SUPPLIED RECORDS
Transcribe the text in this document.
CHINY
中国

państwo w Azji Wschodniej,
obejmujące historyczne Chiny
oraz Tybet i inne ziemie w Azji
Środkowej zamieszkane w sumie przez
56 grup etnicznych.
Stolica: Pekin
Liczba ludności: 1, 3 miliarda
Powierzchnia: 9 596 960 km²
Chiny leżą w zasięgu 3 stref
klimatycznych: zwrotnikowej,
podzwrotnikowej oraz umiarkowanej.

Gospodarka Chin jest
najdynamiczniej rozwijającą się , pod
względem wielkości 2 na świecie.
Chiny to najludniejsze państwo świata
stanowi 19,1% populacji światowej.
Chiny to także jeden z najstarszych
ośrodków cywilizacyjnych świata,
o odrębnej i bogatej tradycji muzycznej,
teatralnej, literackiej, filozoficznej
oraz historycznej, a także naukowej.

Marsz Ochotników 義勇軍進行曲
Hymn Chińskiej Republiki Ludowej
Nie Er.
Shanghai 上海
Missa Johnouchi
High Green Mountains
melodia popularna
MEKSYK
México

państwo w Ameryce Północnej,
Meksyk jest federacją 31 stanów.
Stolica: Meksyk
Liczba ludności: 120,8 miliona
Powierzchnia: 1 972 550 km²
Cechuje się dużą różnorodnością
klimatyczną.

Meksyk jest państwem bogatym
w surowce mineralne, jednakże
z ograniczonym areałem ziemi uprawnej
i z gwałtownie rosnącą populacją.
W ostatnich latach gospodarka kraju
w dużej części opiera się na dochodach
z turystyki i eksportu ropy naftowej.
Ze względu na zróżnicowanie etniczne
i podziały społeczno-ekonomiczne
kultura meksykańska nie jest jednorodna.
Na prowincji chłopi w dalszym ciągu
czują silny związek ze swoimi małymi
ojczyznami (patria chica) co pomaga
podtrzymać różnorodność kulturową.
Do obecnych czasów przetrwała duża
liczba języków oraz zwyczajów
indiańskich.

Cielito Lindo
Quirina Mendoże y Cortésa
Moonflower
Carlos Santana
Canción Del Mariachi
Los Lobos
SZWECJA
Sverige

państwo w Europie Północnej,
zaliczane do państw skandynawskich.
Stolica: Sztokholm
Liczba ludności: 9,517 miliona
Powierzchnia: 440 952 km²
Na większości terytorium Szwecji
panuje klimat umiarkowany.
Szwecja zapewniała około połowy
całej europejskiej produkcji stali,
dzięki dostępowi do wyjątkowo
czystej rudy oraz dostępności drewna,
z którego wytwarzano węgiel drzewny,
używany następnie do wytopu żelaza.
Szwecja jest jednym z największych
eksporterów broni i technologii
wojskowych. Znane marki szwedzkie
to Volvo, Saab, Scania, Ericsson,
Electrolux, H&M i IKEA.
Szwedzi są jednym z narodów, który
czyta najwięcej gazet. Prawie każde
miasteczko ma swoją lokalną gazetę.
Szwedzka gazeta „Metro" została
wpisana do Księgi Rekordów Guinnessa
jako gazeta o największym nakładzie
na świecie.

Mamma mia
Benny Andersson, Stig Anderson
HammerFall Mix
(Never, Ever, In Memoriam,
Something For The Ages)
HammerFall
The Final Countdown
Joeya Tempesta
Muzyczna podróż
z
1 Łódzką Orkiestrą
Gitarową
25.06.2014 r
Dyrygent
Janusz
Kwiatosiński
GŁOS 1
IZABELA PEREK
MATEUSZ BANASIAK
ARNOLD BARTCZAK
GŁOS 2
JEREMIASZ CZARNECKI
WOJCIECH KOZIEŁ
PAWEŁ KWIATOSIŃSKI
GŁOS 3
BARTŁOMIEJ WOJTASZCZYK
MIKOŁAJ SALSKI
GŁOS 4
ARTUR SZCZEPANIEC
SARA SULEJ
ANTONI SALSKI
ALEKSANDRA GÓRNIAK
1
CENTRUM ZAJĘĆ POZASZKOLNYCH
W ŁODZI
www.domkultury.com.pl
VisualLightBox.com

GIVEN REQUEST
Repeat the entries shown above, every one, word for word.

EXERCISE SOLUTION
Transcribe the text in this document.
CHINY
中国

państwo w Azji Wschodniej,
obejmujące historyczne Chiny
oraz Tybet i inne ziemie w Azji
Środkowej zamieszkane w sumie przez
56 grup etnicznych.
Stolica: Pekin
Liczba ludności: 1, 3 miliarda
Powierzchnia: 9 596 960 km²
Chiny leżą w zasięgu 3 stref
klimatycznych: zwrotnikowej,
podzwrotnikowej oraz umiarkowanej.

Gospodarka Chin jest
najdynamiczniej rozwijającą się , pod
względem wielkości 2 na świecie.
Chiny to najludniejsze państwo świata
stanowi 19,1% populacji światowej.
Chiny to także jeden z najstarszych
ośrodków cywilizacyjnych świata,
o odrębnej i bogatej tradycji muzycznej,
teatralnej, literackiej, filozoficznej
oraz historycznej, a także naukowej.

Marsz Ochotników 義勇軍進行曲
Hymn Chińskiej Republiki Ludowej
Nie Er.
Shanghai 上海
Missa Johnouchi
High Green Mountains
melodia popularna
MEKSYK
México

państwo w Ameryce Północnej,
Meksyk jest federacją 31 stanów.
Stolica: Meksyk
Liczba ludności: 120,8 miliona
Powierzchnia: 1 972 550 km²
Cechuje się dużą różnorodnością
klimatyczną.

Meksyk jest państwem bogatym
w surowce mineralne, jednakże
z ograniczonym areałem ziemi uprawnej
i z gwałtownie rosnącą populacją.
W ostatnich latach gospodarka kraju
w dużej części opiera się na dochodach
z turystyki i eksportu ropy naftowej.
Ze względu na zróżnicowanie etniczne
i podziały społeczno-ekonomiczne
kultura meksykańska nie jest jednorodna.
Na prowincji chłopi w dalszym ciągu
czują silny związek ze swoimi małymi
ojczyznami (patria chica) co pomaga
podtrzymać różnorodność kulturową.
Do obecnych czasów przetrwała duża
liczba języków oraz zwyczajów
indiańskich.

Cielito Lindo
Quirina Mendoże y Cortésa
Moonflower
Carlos Santana
Canción Del Mariachi
Los Lobos
SZWECJA
Sverige

państwo w Europie Północnej,
zaliczane do państw skandynawskich.
Stolica: Sztokholm
Liczba ludności: 9,517 miliona
Powierzchnia: 440 952 km²
Na większości terytorium Szwecji
panuje klimat umiarkowany.
Szwecja zapewniała około połowy
całej europejskiej produkcji stali,
dzięki dostępowi do wyjątkowo
czystej rudy oraz dostępności drewna,
z którego wytwarzano węgiel drzewny,
używany następnie do wytopu żelaza.
Szwecja jest jednym z największych
eksporterów broni i technologii
wojskowych. Znane marki szwedzkie
to Volvo, Saab, Scania, Ericsson,
Electrolux, H&M i IKEA.
Szwedzi są jednym z narodów, który
czyta najwięcej gazet. Prawie każde
miasteczko ma swoją lokalną gazetę.
Szwedzka gazeta „Metro" została
wpisana do Księgi Rekordów Guinnessa
jako gazeta o największym nakładzie
na świecie.

Mamma mia
Benny Andersson, Stig Anderson
HammerFall Mix
(Never, Ever, In Memoriam,
Something For The Ages)
HammerFall
The Final Countdown
Joeya Tempesta
Muzyczna podróż
z
1 Łódzką Orkiestrą
Gitarową
25.06.2014 r
Dyrygent
Janusz
Kwiatosiński
GŁOS 1
IZABELA PEREK
MATEUSZ BANASIAK
ARNOLD BARTCZAK
GŁOS 2
JEREMIASZ CZARNECKI
WOJCIECH KOZIEŁ
PAWEŁ KWIATOSIŃSKI
GŁOS 3
BARTŁOMIEJ WOJTASZCZYK
MIKOŁAJ SALSKI
GŁOS 4
ARTUR SZCZEPANIEC
SARA SULEJ
ANTONI SALSKI
ALEKSANDRA GÓRNIAK
1
CENTRUM ZAJĘĆ POZASZKOLNYCH
W ŁODZI
www.domkultury.com.pl
VisualLightBox.com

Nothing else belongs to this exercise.